▸ YOUR GOAL
What follows is a block of records; restate each one word for word.
━━━━━━━━━━━━━━━━━━━━
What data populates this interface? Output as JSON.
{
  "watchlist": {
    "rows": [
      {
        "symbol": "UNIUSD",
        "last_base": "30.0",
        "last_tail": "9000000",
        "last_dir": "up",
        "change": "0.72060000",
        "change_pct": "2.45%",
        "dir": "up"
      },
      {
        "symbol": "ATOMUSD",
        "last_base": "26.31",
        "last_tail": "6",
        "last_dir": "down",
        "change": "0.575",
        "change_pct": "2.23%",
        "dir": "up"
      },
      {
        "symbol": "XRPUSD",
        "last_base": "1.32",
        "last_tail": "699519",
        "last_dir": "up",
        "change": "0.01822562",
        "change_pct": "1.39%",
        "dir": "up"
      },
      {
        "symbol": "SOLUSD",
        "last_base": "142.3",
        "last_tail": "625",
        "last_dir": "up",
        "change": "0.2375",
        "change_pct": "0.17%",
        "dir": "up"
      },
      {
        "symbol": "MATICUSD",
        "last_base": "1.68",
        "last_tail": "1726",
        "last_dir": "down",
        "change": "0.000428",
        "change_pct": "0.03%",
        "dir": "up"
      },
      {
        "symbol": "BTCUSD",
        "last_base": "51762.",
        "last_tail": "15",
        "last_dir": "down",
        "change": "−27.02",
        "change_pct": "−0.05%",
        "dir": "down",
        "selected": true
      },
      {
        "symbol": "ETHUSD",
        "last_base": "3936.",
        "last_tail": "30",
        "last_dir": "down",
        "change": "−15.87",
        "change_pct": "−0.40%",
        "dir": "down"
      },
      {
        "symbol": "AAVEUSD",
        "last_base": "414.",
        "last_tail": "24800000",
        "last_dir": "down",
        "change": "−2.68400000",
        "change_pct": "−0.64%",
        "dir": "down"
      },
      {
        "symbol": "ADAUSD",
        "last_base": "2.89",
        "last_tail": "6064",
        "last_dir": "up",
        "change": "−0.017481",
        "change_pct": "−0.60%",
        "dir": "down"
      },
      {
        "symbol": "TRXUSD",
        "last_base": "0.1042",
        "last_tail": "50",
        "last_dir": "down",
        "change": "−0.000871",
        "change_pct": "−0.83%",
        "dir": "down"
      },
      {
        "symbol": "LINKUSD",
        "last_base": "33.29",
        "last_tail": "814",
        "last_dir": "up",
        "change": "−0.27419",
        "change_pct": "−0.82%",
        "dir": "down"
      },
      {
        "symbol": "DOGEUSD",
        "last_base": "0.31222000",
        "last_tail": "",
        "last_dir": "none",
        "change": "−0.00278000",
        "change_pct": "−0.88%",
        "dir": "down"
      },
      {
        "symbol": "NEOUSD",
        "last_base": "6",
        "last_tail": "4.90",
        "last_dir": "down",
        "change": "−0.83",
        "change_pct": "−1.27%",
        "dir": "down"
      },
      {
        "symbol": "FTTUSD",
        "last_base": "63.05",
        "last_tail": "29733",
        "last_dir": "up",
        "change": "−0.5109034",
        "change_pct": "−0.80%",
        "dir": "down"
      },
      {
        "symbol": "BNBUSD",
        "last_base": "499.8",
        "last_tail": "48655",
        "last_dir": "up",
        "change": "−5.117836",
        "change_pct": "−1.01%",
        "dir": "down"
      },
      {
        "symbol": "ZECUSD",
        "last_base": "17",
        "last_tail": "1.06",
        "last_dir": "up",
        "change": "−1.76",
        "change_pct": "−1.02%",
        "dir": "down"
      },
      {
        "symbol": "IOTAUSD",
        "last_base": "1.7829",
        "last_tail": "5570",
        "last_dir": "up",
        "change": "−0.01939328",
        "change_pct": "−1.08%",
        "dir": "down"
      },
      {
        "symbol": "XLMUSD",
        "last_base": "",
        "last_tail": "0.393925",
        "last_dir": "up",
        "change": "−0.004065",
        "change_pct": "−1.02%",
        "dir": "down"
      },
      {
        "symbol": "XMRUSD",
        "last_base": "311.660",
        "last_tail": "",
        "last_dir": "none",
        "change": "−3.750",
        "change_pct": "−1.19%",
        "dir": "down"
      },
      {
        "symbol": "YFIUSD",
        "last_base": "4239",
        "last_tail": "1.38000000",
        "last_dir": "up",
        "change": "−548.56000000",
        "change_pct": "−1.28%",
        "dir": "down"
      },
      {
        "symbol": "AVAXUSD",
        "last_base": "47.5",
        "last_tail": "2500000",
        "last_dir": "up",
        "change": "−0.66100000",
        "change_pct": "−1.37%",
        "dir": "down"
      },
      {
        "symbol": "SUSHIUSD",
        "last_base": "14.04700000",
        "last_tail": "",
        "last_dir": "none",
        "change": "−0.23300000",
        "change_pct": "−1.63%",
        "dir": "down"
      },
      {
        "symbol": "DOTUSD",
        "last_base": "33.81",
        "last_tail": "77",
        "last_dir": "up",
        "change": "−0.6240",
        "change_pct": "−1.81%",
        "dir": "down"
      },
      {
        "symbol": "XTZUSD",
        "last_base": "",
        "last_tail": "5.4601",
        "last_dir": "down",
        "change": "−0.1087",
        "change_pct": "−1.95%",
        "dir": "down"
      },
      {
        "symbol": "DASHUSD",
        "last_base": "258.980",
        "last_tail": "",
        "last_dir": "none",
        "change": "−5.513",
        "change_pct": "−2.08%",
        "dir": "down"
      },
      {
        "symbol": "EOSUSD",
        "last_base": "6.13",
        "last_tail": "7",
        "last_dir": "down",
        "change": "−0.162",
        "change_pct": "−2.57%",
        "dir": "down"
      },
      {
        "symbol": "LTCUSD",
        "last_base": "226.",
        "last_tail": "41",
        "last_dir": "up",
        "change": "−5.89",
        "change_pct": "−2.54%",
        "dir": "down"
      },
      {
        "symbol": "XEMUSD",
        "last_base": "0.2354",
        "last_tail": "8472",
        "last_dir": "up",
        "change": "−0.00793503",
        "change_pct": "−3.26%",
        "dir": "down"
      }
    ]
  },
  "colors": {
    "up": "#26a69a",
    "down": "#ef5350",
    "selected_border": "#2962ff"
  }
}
━━━━━━━━━━━━━━━━━━━━
▸ TASK SOLUTION
What data populates this interface? Output as JSON.
{
  "watchlist": {
    "rows": [
      {
        "symbol": "UNIUSD",
        "last_base": "30.0",
        "last_tail": "9000000",
        "last_dir": "up",
        "change": "0.72060000",
        "change_pct": "2.45%",
        "dir": "up"
      },
      {
        "symbol": "ATOMUSD",
        "last_base": "26.31",
        "last_tail": "6",
        "last_dir": "down",
        "change": "0.575",
        "change_pct": "2.23%",
        "dir": "up"
      },
      {
        "symbol": "XRPUSD",
        "last_base": "1.32",
        "last_tail": "699519",
        "last_dir": "up",
        "change": "0.01822562",
        "change_pct": "1.39%",
        "dir": "up"
      },
      {
        "symbol": "SOLUSD",
        "last_base": "142.3",
        "last_tail": "625",
        "last_dir": "up",
        "change": "0.2375",
        "change_pct": "0.17%",
        "dir": "up"
      },
      {
        "symbol": "MATICUSD",
        "last_base": "1.68",
        "last_tail": "1726",
        "last_dir": "down",
        "change": "0.000428",
        "change_pct": "0.03%",
        "dir": "up"
      },
      {
        "symbol": "BTCUSD",
        "last_base": "51762.",
        "last_tail": "15",
        "last_dir": "down",
        "change": "−27.02",
        "change_pct": "−0.05%",
        "dir": "down",
        "selected": true
      },
      {
        "symbol": "ETHUSD",
        "last_base": "3936.",
        "last_tail": "30",
        "last_dir": "down",
        "change": "−15.87",
        "change_pct": "−0.40%",
        "dir": "down"
      },
      {
        "symbol": "AAVEUSD",
        "last_base": "414.",
        "last_tail": "24800000",
        "last_dir": "down",
        "change": "−2.68400000",
        "change_pct": "−0.64%",
        "dir": "down"
      },
      {
        "symbol": "ADAUSD",
        "last_base": "2.89",
        "last_tail": "6064",
        "last_dir": "up",
        "change": "−0.017481",
        "change_pct": "−0.60%",
        "dir": "down"
      },
      {
        "symbol": "TRXUSD",
        "last_base": "0.1042",
        "last_tail": "50",
        "last_dir": "down",
        "change": "−0.000871",
        "change_pct": "−0.83%",
        "dir": "down"
      },
      {
        "symbol": "LINKUSD",
        "last_base": "33.29",
        "last_tail": "814",
        "last_dir": "up",
        "change": "−0.27419",
        "change_pct": "−0.82%",
        "dir": "down"
      },
      {
        "symbol": "DOGEUSD",
        "last_base": "0.31222000",
        "last_tail": "",
        "last_dir": "none",
        "change": "−0.00278000",
        "change_pct": "−0.88%",
        "dir": "down"
      },
      {
        "symbol": "NEOUSD",
        "last_base": "6",
        "last_tail": "4.90",
        "last_dir": "down",
        "change": "−0.83",
        "change_pct": "−1.27%",
        "dir": "down"
      },
      {
        "symbol": "FTTUSD",
        "last_base": "63.05",
        "last_tail": "29733",
        "last_dir": "up",
        "change": "−0.5109034",
        "change_pct": "−0.80%",
        "dir": "down"
      },
      {
        "symbol": "BNBUSD",
        "last_base": "499.8",
        "last_tail": "48655",
        "last_dir": "up",
        "change": "−5.117836",
        "change_pct": "−1.01%",
        "dir": "down"
      },
      {
        "symbol": "ZECUSD",
        "last_base": "17",
        "last_tail": "1.06",
        "last_dir": "up",
        "change": "−1.76",
        "change_pct": "−1.02%",
        "dir": "down"
      },
      {
        "symbol": "IOTAUSD",
        "last_base": "1.7829",
        "last_tail": "5570",
        "last_dir": "up",
        "change": "−0.01939328",
        "change_pct": "−1.08%",
        "dir": "down"
      },
      {
        "symbol": "XLMUSD",
        "last_base": "",
        "last_tail": "0.393925",
        "last_dir": "up",
        "change": "−0.004065",
        "change_pct": "−1.02%",
        "dir": "down"
      },
      {
        "symbol": "XMRUSD",
        "last_base": "311.660",
        "last_tail": "",
        "last_dir": "none",
        "change": "−3.750",
        "change_pct": "−1.19%",
        "dir": "down"
      },
      {
        "symbol": "YFIUSD",
        "last_base": "4239",
        "last_tail": "1.38000000",
        "last_dir": "up",
        "change": "−548.56000000",
        "change_pct": "−1.28%",
        "dir": "down"
      },
      {
        "symbol": "AVAXUSD",
        "last_base": "47.5",
        "last_tail": "2500000",
        "last_dir": "up",
        "change": "−0.66100000",
        "change_pct": "−1.37%",
        "dir": "down"
      },
      {
        "symbol": "SUSHIUSD",
        "last_base": "14.04700000",
        "last_tail": "",
        "last_dir": "none",
        "change": "−0.23300000",
        "change_pct": "−1.63%",
        "dir": "down"
      },
      {
        "symbol": "DOTUSD",
        "last_base": "33.81",
        "last_tail": "77",
        "last_dir": "up",
        "change": "−0.6240",
        "change_pct": "−1.81%",
        "dir": "down"
      },
      {
        "symbol": "XTZUSD",
        "last_base": "",
        "last_tail": "5.4601",
        "last_dir": "down",
        "change": "−0.1087",
        "change_pct": "−1.95%",
        "dir": "down"
      },
      {
        "symbol": "DASHUSD",
        "last_base": "258.980",
        "last_tail": "",
        "last_dir": "none",
        "change": "−5.513",
        "change_pct": "−2.08%",
        "dir": "down"
      },
      {
        "symbol": "EOSUSD",
        "last_base": "6.13",
        "last_tail": "7",
        "last_dir": "down",
        "change": "−0.162",
        "change_pct": "−2.57%",
        "dir": "down"
      },
      {
        "symbol": "LTCUSD",
        "last_base": "226.",
        "last_tail": "41",
        "last_dir": "up",
        "change": "−5.89",
        "change_pct": "−2.54%",
        "dir": "down"
      },
      {
        "symbol": "XEMUSD",
        "last_base": "0.2354",
        "last_tail": "8472",
        "last_dir": "up",
        "change": "−0.00793503",
        "change_pct": "−3.26%",
        "dir": "down"
      }
    ]
  },
  "colors": {
    "up": "#26a69a",
    "down": "#ef5350",
    "selected_border": "#2962ff"
  }
}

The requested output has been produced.